Exercise goal:
Each line of the data that includes the string "title" is to be copied out.

Provided information:
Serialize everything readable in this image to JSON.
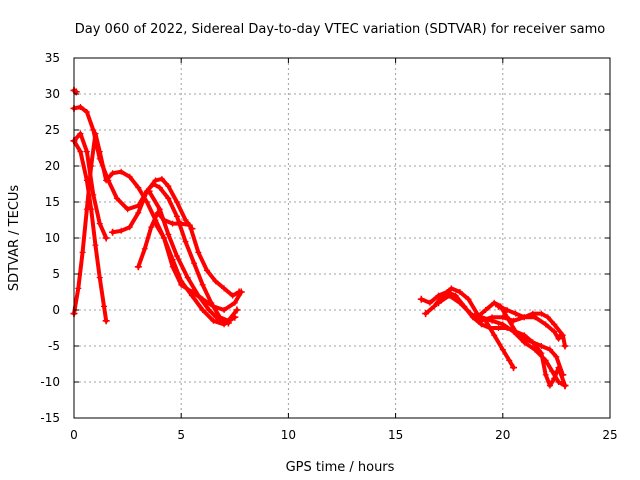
{
  "chart_data": {
    "type": "scatter",
    "title": "Day 060 of 2022, Sidereal Day-to-day VTEC variation (SDTVAR) for receiver samo",
    "xlabel": "GPS time / hours",
    "ylabel": "SDTVAR / TECUs",
    "xlim": [
      0,
      25
    ],
    "ylim": [
      -15,
      35
    ],
    "xticks": [
      0,
      5,
      10,
      15,
      20,
      25
    ],
    "yticks": [
      -15,
      -10,
      -5,
      0,
      5,
      10,
      15,
      20,
      25,
      30,
      35
    ],
    "grid": true,
    "marker": "+",
    "color": "#ff0000",
    "series": [
      {
        "name": "trace-1",
        "points": [
          [
            0.0,
            30.5
          ],
          [
            0.1,
            30.3
          ]
        ]
      },
      {
        "name": "trace-2",
        "points": [
          [
            0.0,
            28.0
          ],
          [
            0.3,
            28.2
          ],
          [
            0.6,
            27.5
          ],
          [
            0.9,
            25.0
          ],
          [
            1.2,
            21.0
          ],
          [
            1.6,
            18.0
          ],
          [
            2.0,
            15.5
          ],
          [
            2.5,
            14.0
          ],
          [
            3.0,
            14.5
          ],
          [
            3.4,
            16.5
          ],
          [
            3.8,
            18.0
          ],
          [
            4.1,
            18.2
          ],
          [
            4.4,
            17.2
          ],
          [
            4.8,
            15.0
          ],
          [
            5.2,
            12.5
          ],
          [
            5.5,
            11.3
          ]
        ]
      },
      {
        "name": "trace-3",
        "points": [
          [
            0.0,
            23.5
          ],
          [
            0.3,
            22.0
          ],
          [
            0.6,
            18.0
          ],
          [
            0.8,
            14.0
          ],
          [
            1.0,
            9.0
          ],
          [
            1.2,
            4.5
          ],
          [
            1.4,
            0.5
          ],
          [
            1.5,
            -1.5
          ]
        ]
      },
      {
        "name": "trace-4",
        "points": [
          [
            0.0,
            -0.5
          ],
          [
            0.2,
            3.0
          ],
          [
            0.4,
            8.0
          ],
          [
            0.6,
            14.0
          ],
          [
            0.8,
            20.0
          ],
          [
            1.0,
            24.5
          ],
          [
            1.2,
            22.0
          ],
          [
            1.5,
            18.0
          ],
          [
            1.8,
            19.0
          ],
          [
            2.2,
            19.2
          ],
          [
            2.6,
            18.5
          ],
          [
            3.0,
            17.0
          ],
          [
            3.4,
            15.0
          ],
          [
            3.8,
            12.5
          ],
          [
            4.2,
            10.0
          ],
          [
            4.6,
            7.0
          ],
          [
            5.0,
            4.0
          ],
          [
            5.5,
            2.0
          ],
          [
            6.0,
            0.0
          ],
          [
            6.5,
            -1.5
          ],
          [
            7.0,
            -2.0
          ],
          [
            7.5,
            -1.0
          ]
        ]
      },
      {
        "name": "trace-5",
        "points": [
          [
            0.0,
            23.5
          ],
          [
            0.3,
            24.5
          ],
          [
            0.6,
            22.0
          ],
          [
            0.9,
            16.0
          ],
          [
            1.2,
            12.0
          ],
          [
            1.5,
            10.0
          ]
        ]
      },
      {
        "name": "trace-6",
        "points": [
          [
            1.8,
            10.8
          ],
          [
            2.2,
            11.0
          ],
          [
            2.6,
            11.5
          ],
          [
            3.0,
            13.5
          ],
          [
            3.4,
            16.5
          ],
          [
            3.7,
            17.5
          ],
          [
            4.0,
            17.0
          ],
          [
            4.4,
            15.5
          ],
          [
            4.8,
            13.0
          ],
          [
            5.2,
            9.5
          ],
          [
            5.6,
            6.5
          ],
          [
            6.0,
            3.5
          ],
          [
            6.4,
            1.0
          ],
          [
            6.8,
            -1.0
          ],
          [
            7.2,
            -1.5
          ],
          [
            7.6,
            0.0
          ]
        ]
      },
      {
        "name": "trace-7",
        "points": [
          [
            3.0,
            6.0
          ],
          [
            3.3,
            8.5
          ],
          [
            3.6,
            11.5
          ],
          [
            3.9,
            13.5
          ],
          [
            4.2,
            12.5
          ],
          [
            4.6,
            12.0
          ],
          [
            5.0,
            12.0
          ],
          [
            5.4,
            11.8
          ],
          [
            5.8,
            8.0
          ],
          [
            6.2,
            5.5
          ],
          [
            6.6,
            4.0
          ],
          [
            7.0,
            3.0
          ],
          [
            7.4,
            2.0
          ],
          [
            7.7,
            2.5
          ]
        ]
      },
      {
        "name": "trace-8",
        "points": [
          [
            3.8,
            12.0
          ],
          [
            4.2,
            10.0
          ],
          [
            4.6,
            6.0
          ],
          [
            5.0,
            3.5
          ],
          [
            5.5,
            2.5
          ],
          [
            6.0,
            1.5
          ],
          [
            6.5,
            0.5
          ],
          [
            7.0,
            0.0
          ],
          [
            7.5,
            1.0
          ],
          [
            7.8,
            2.5
          ]
        ]
      },
      {
        "name": "trace-9",
        "points": [
          [
            3.5,
            16.5
          ],
          [
            4.0,
            14.0
          ],
          [
            4.4,
            10.5
          ],
          [
            4.8,
            7.5
          ],
          [
            5.3,
            4.5
          ],
          [
            5.8,
            2.0
          ],
          [
            6.3,
            0.0
          ],
          [
            6.8,
            -1.5
          ],
          [
            7.2,
            -1.8
          ]
        ]
      },
      {
        "name": "trace-10",
        "points": [
          [
            16.2,
            1.5
          ],
          [
            16.6,
            1.0
          ],
          [
            17.0,
            2.0
          ],
          [
            17.4,
            2.5
          ],
          [
            17.8,
            2.0
          ],
          [
            18.2,
            0.5
          ],
          [
            18.6,
            -1.0
          ],
          [
            19.0,
            -2.0
          ],
          [
            19.4,
            -2.5
          ],
          [
            19.8,
            -2.5
          ],
          [
            20.2,
            -2.5
          ],
          [
            20.6,
            -3.0
          ],
          [
            21.0,
            -3.5
          ],
          [
            21.4,
            -4.5
          ],
          [
            21.8,
            -5.0
          ],
          [
            22.2,
            -5.5
          ],
          [
            22.5,
            -6.5
          ],
          [
            22.8,
            -9.0
          ]
        ]
      },
      {
        "name": "trace-11",
        "points": [
          [
            16.4,
            -0.5
          ],
          [
            16.8,
            0.5
          ],
          [
            17.2,
            2.0
          ],
          [
            17.6,
            3.0
          ],
          [
            18.0,
            2.5
          ],
          [
            18.4,
            1.5
          ],
          [
            18.8,
            -0.5
          ],
          [
            19.2,
            -1.5
          ],
          [
            19.6,
            -3.5
          ],
          [
            20.0,
            -5.5
          ],
          [
            20.3,
            -7.0
          ],
          [
            20.5,
            -8.0
          ]
        ]
      },
      {
        "name": "trace-12",
        "points": [
          [
            17.0,
            1.0
          ],
          [
            17.5,
            2.0
          ],
          [
            18.0,
            1.0
          ],
          [
            18.5,
            -0.5
          ],
          [
            19.0,
            -1.5
          ],
          [
            19.5,
            -1.0
          ],
          [
            20.0,
            -1.0
          ],
          [
            20.5,
            -1.5
          ],
          [
            21.0,
            -1.0
          ],
          [
            21.5,
            -1.0
          ],
          [
            22.0,
            -2.0
          ],
          [
            22.4,
            -3.0
          ],
          [
            22.6,
            -4.0
          ],
          [
            22.7,
            -3.5
          ]
        ]
      },
      {
        "name": "trace-13",
        "points": [
          [
            18.8,
            -1.0
          ],
          [
            19.2,
            0.0
          ],
          [
            19.6,
            1.0
          ],
          [
            19.9,
            0.5
          ],
          [
            20.2,
            -1.0
          ],
          [
            20.6,
            -3.0
          ],
          [
            21.0,
            -4.0
          ],
          [
            21.4,
            -4.5
          ],
          [
            21.8,
            -6.0
          ],
          [
            22.0,
            -9.0
          ],
          [
            22.2,
            -10.5
          ],
          [
            22.4,
            -9.5
          ],
          [
            22.6,
            -8.0
          ],
          [
            22.9,
            -10.5
          ]
        ]
      },
      {
        "name": "trace-14",
        "points": [
          [
            19.0,
            -1.0
          ],
          [
            19.5,
            -1.5
          ],
          [
            20.0,
            -2.0
          ],
          [
            20.5,
            -3.0
          ],
          [
            21.0,
            -4.5
          ],
          [
            21.5,
            -5.5
          ],
          [
            22.0,
            -7.0
          ],
          [
            22.3,
            -8.5
          ],
          [
            22.6,
            -10.0
          ],
          [
            22.9,
            -10.5
          ]
        ]
      },
      {
        "name": "trace-15",
        "points": [
          [
            19.8,
            0.5
          ],
          [
            20.2,
            0.0
          ],
          [
            20.6,
            -0.5
          ],
          [
            21.0,
            -1.0
          ],
          [
            21.4,
            -0.5
          ],
          [
            21.8,
            -0.5
          ],
          [
            22.1,
            -1.0
          ],
          [
            22.4,
            -2.0
          ],
          [
            22.8,
            -3.5
          ],
          [
            22.9,
            -5.0
          ]
        ]
      }
    ]
  }
}
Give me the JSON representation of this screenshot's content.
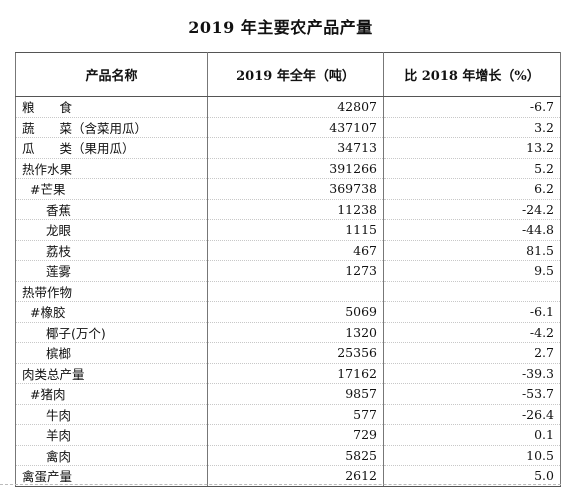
{
  "document": {
    "title": "2019 年主要农产品产量",
    "headers": [
      "产品名称",
      "2019 年全年（吨）",
      "比 2018 年增长（%）"
    ],
    "rows": [
      {
        "name": "粮　　食",
        "value": "42807",
        "growth": "-6.7",
        "indent": 0
      },
      {
        "name": "蔬　　菜（含菜用瓜）",
        "value": "437107",
        "growth": "3.2",
        "indent": 0
      },
      {
        "name": "瓜　　类（果用瓜）",
        "value": "34713",
        "growth": "13.2",
        "indent": 0
      },
      {
        "name": "热作水果",
        "value": "391266",
        "growth": "5.2",
        "indent": 0
      },
      {
        "name": "#芒果",
        "value": "369738",
        "growth": "6.2",
        "indent": 1
      },
      {
        "name": "香蕉",
        "value": "11238",
        "growth": "-24.2",
        "indent": 2
      },
      {
        "name": "龙眼",
        "value": "1115",
        "growth": "-44.8",
        "indent": 2
      },
      {
        "name": "荔枝",
        "value": "467",
        "growth": "81.5",
        "indent": 2
      },
      {
        "name": "莲雾",
        "value": "1273",
        "growth": "9.5",
        "indent": 2
      },
      {
        "name": "热带作物",
        "value": "",
        "growth": "",
        "indent": 0
      },
      {
        "name": "#橡胶",
        "value": "5069",
        "growth": "-6.1",
        "indent": 1
      },
      {
        "name": "椰子(万个)",
        "value": "1320",
        "growth": "-4.2",
        "indent": 2
      },
      {
        "name": "槟榔",
        "value": "25356",
        "growth": "2.7",
        "indent": 2
      },
      {
        "name": "肉类总产量",
        "value": "17162",
        "growth": "-39.3",
        "indent": 0
      },
      {
        "name": "#猪肉",
        "value": "9857",
        "growth": "-53.7",
        "indent": 1
      },
      {
        "name": "牛肉",
        "value": "577",
        "growth": "-26.4",
        "indent": 2
      },
      {
        "name": "羊肉",
        "value": "729",
        "growth": "0.1",
        "indent": 2
      },
      {
        "name": "禽肉",
        "value": "5825",
        "growth": "10.5",
        "indent": 2
      },
      {
        "name": "禽蛋产量",
        "value": "2612",
        "growth": "5.0",
        "indent": 0
      }
    ]
  }
}
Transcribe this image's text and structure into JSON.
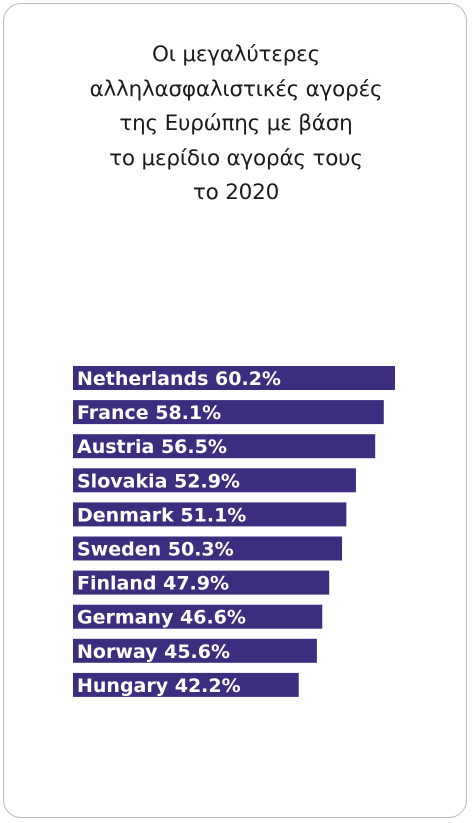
{
  "chart_data": {
    "type": "bar",
    "orientation": "horizontal",
    "title": "Οι μεγαλύτερες\nαλληλασφαλιστικές αγορές\nτης Ευρώπης με βάση\nτο μερίδιο αγοράς τους\nτο 2020",
    "categories": [
      "Netherlands",
      "France",
      "Austria",
      "Slovakia",
      "Denmark",
      "Sweden",
      "Finland",
      "Germany",
      "Norway",
      "Hungary"
    ],
    "values": [
      60.2,
      58.1,
      56.5,
      52.9,
      51.1,
      50.3,
      47.9,
      46.6,
      45.6,
      42.2
    ],
    "labels": [
      "Netherlands 60.2%",
      "France 58.1%",
      "Austria 56.5%",
      "Slovakia 52.9%",
      "Denmark 51.1%",
      "Sweden 50.3%",
      "Finland 47.9%",
      "Germany 46.6%",
      "Norway 45.6%",
      "Hungary 42.2%"
    ],
    "unit": "%",
    "bar_color": "#3c2d7e",
    "label_color": "#ffffff",
    "xlim": [
      0,
      60.2
    ],
    "grid": false,
    "legend": "none"
  }
}
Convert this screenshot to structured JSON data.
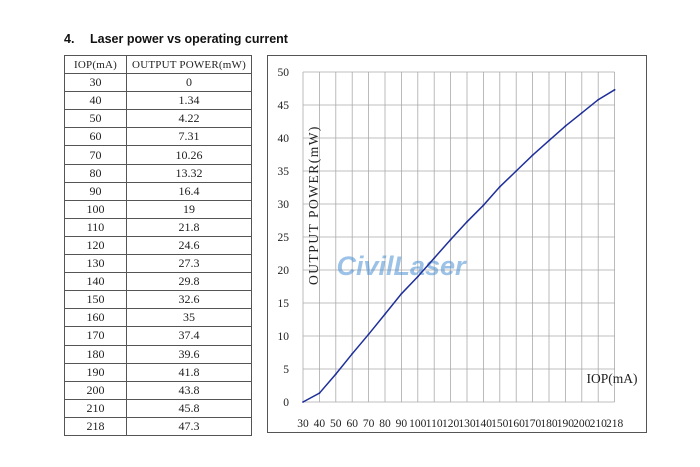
{
  "section": {
    "number": "4.",
    "title": "Laser power vs operating current"
  },
  "table": {
    "headers": [
      "IOP(mA)",
      "OUTPUT POWER(mW)"
    ],
    "rows": [
      [
        "30",
        "0"
      ],
      [
        "40",
        "1.34"
      ],
      [
        "50",
        "4.22"
      ],
      [
        "60",
        "7.31"
      ],
      [
        "70",
        "10.26"
      ],
      [
        "80",
        "13.32"
      ],
      [
        "90",
        "16.4"
      ],
      [
        "100",
        "19"
      ],
      [
        "110",
        "21.8"
      ],
      [
        "120",
        "24.6"
      ],
      [
        "130",
        "27.3"
      ],
      [
        "140",
        "29.8"
      ],
      [
        "150",
        "32.6"
      ],
      [
        "160",
        "35"
      ],
      [
        "170",
        "37.4"
      ],
      [
        "180",
        "39.6"
      ],
      [
        "190",
        "41.8"
      ],
      [
        "200",
        "43.8"
      ],
      [
        "210",
        "45.8"
      ],
      [
        "218",
        "47.3"
      ]
    ]
  },
  "watermark": "CivilLaser",
  "chart_data": {
    "type": "line",
    "xlabel": "IOP(mA)",
    "ylabel": "OUTPUT POWER(mW)",
    "x_ticks": [
      "30",
      "40",
      "50",
      "60",
      "70",
      "80",
      "90",
      "100",
      "110",
      "120",
      "130",
      "140",
      "150",
      "160",
      "170",
      "180",
      "190",
      "200",
      "210",
      "218"
    ],
    "y_ticks": [
      0,
      5,
      10,
      15,
      20,
      25,
      30,
      35,
      40,
      45,
      50
    ],
    "ylim": [
      0,
      50
    ],
    "grid": true,
    "series_color": "#1f2f9a",
    "x": [
      30,
      40,
      50,
      60,
      70,
      80,
      90,
      100,
      110,
      120,
      130,
      140,
      150,
      160,
      170,
      180,
      190,
      200,
      210,
      218
    ],
    "y": [
      0,
      1.34,
      4.22,
      7.31,
      10.26,
      13.32,
      16.4,
      19,
      21.8,
      24.6,
      27.3,
      29.8,
      32.6,
      35,
      37.4,
      39.6,
      41.8,
      43.8,
      45.8,
      47.3
    ]
  }
}
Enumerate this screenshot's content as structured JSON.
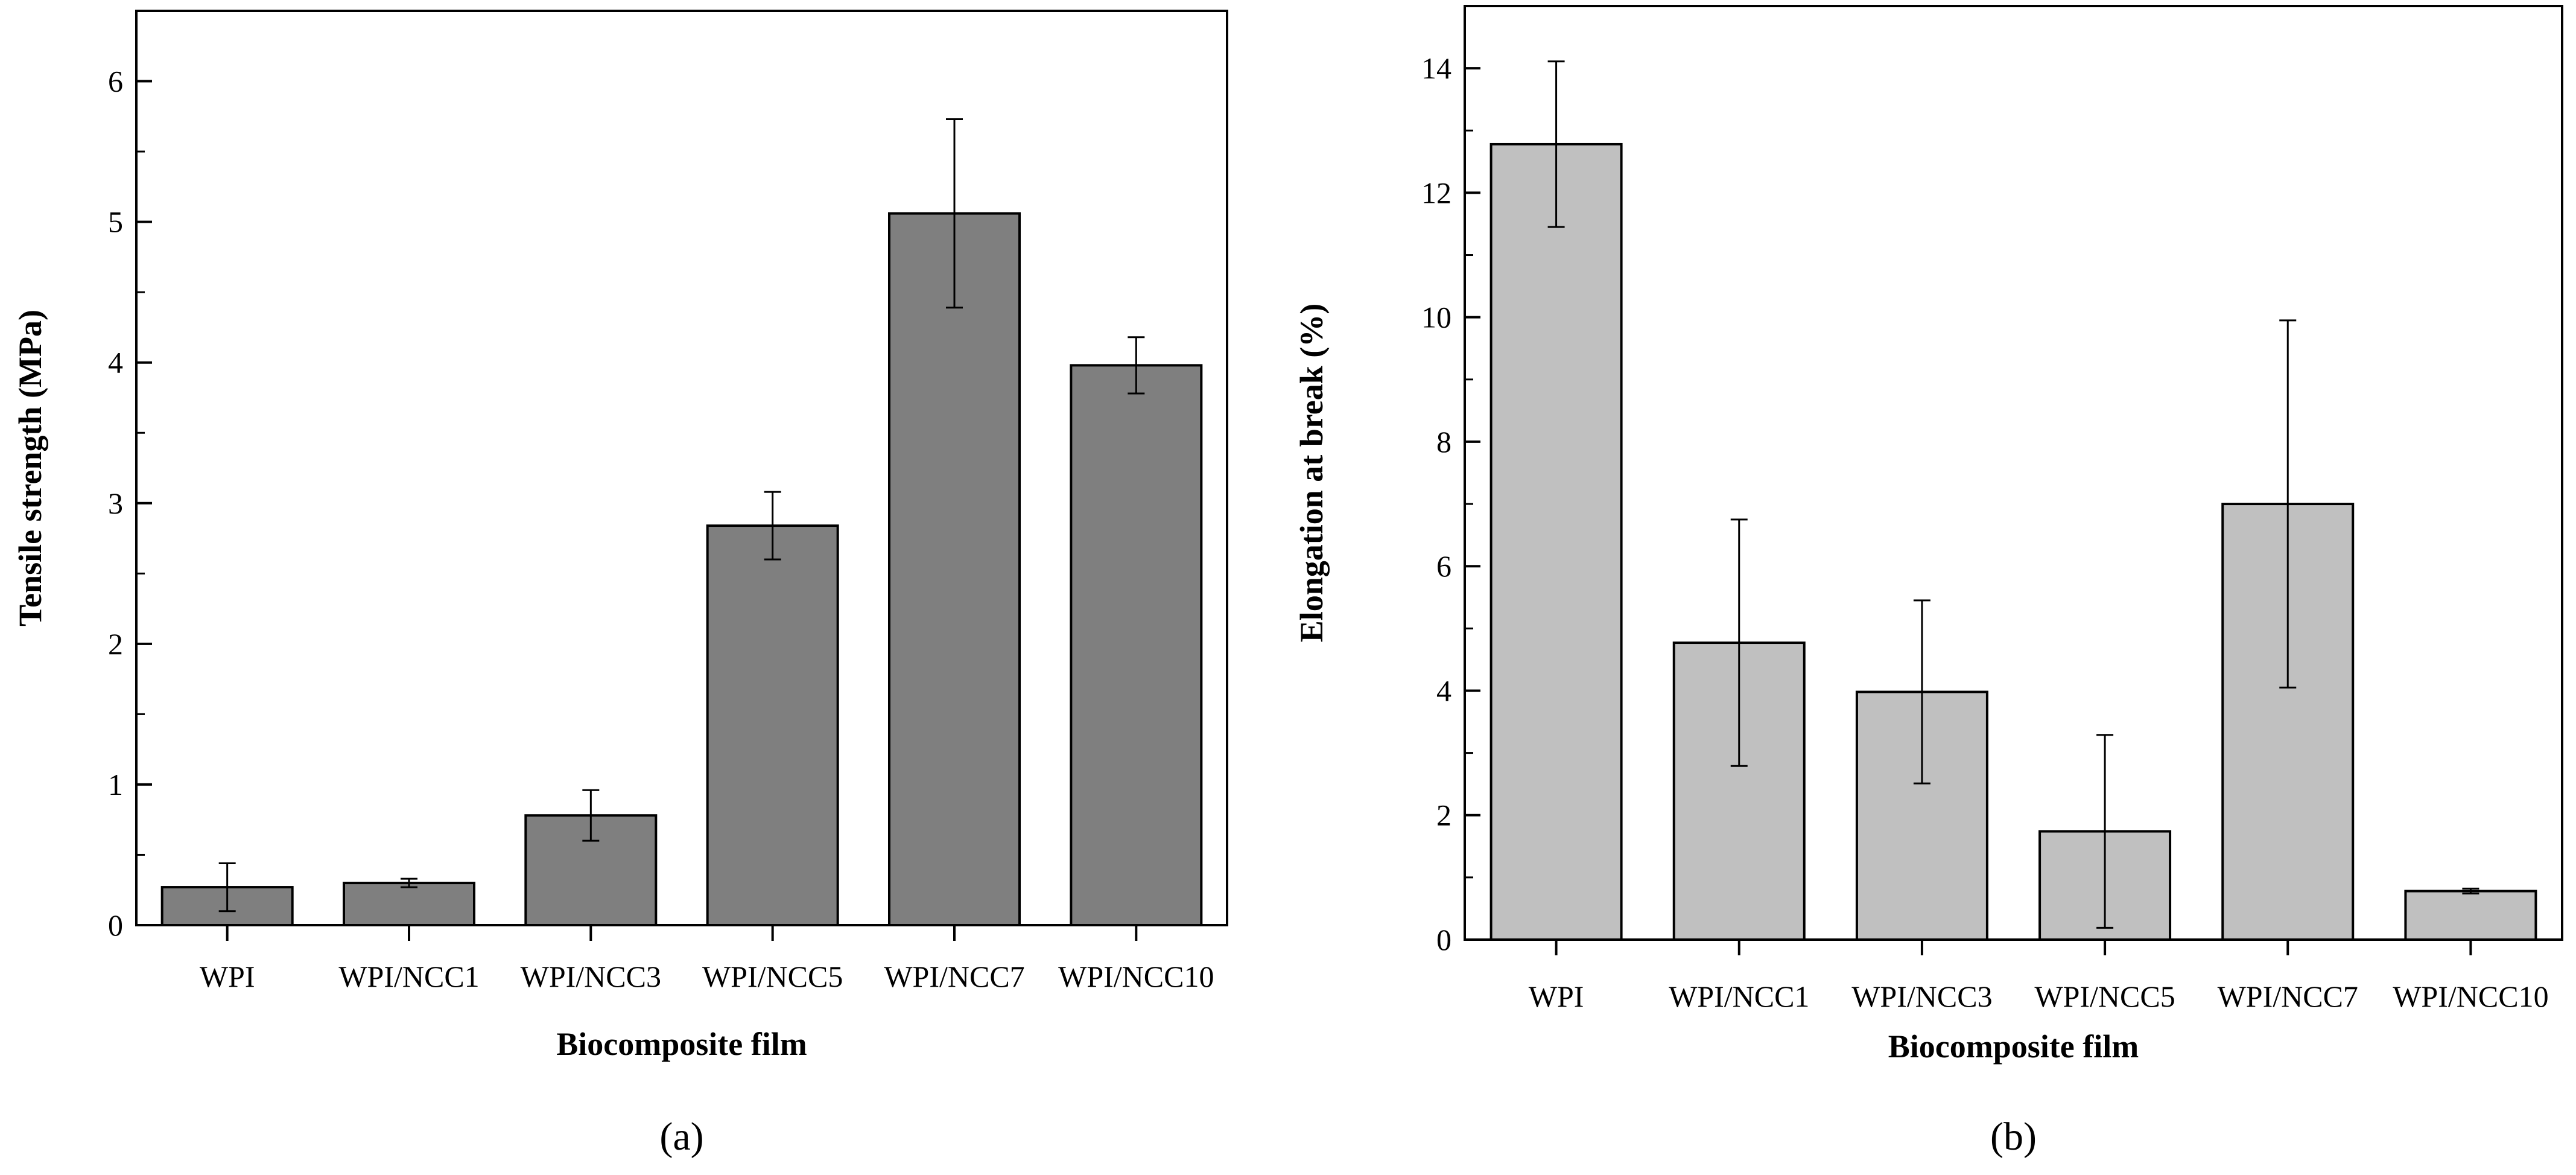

Output of the exercise:
    "title": "Day 060 of 2022, Sidereal Day-to-day VTEC variation (SDTVAR) for receiver samo",
    "title": "2019 年主要农产品产量",
    "title": "Οι μεγαλύτερες\nαλληλασφαλιστικές αγορές\nτης Ευρώπης με βάση\nτο μερίδιο αγοράς τους\nτο 2020",
    "title": "Laser power vs operating current"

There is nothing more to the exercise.